───── EXERCISE INPUT ─────

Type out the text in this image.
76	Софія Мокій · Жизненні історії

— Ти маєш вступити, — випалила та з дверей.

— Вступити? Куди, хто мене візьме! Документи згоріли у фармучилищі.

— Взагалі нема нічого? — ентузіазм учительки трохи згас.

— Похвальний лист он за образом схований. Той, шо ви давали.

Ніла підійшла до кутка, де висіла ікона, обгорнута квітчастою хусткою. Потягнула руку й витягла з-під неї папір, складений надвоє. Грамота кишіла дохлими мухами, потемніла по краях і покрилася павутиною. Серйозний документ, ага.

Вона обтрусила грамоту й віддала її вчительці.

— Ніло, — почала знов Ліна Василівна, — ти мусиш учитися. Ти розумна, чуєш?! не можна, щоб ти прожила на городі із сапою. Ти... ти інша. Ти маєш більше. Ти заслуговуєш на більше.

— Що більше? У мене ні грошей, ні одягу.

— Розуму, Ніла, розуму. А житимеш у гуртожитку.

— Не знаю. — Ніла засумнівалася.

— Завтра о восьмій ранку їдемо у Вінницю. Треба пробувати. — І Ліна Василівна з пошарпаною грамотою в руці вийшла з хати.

─────

Would you give the material above again, complete and exact?

TASK SOLUTION =
Type out the text in this image.
76	Софія Мокій · Жизненні історії

— Ти маєш вступити, — випалила та з дверей.

— Вступити? Куди, хто мене візьме! Документи згоріли у фармучилищі.

— Взагалі нема нічого? — ентузіазм учительки трохи згас.

— Похвальний лист он за образом схований. Той, шо ви давали.

Ніла підійшла до кутка, де висіла ікона, обгорнута квітчастою хусткою. Потягнула руку й витягла з-під неї папір, складений надвоє. Грамота кишіла дохлими мухами, потемніла по краях і покрилася павутиною. Серйозний документ, ага.

Вона обтрусила грамоту й віддала її вчительці.

— Ніло, — почала знов Ліна Василівна, — ти мусиш учитися. Ти розумна, чуєш?! не можна, щоб ти прожила на городі із сапою. Ти... ти інша. Ти маєш більше. Ти заслуговуєш на більше.

— Що більше? У мене ні грошей, ні одягу.

— Розуму, Ніла, розуму. А житимеш у гуртожитку.

— Не знаю. — Ніла засумнівалася.

— Завтра о восьмій ранку їдемо у Вінницю. Треба пробувати. — І Ліна Василівна з пошарпаною грамотою в руці вийшла з хати.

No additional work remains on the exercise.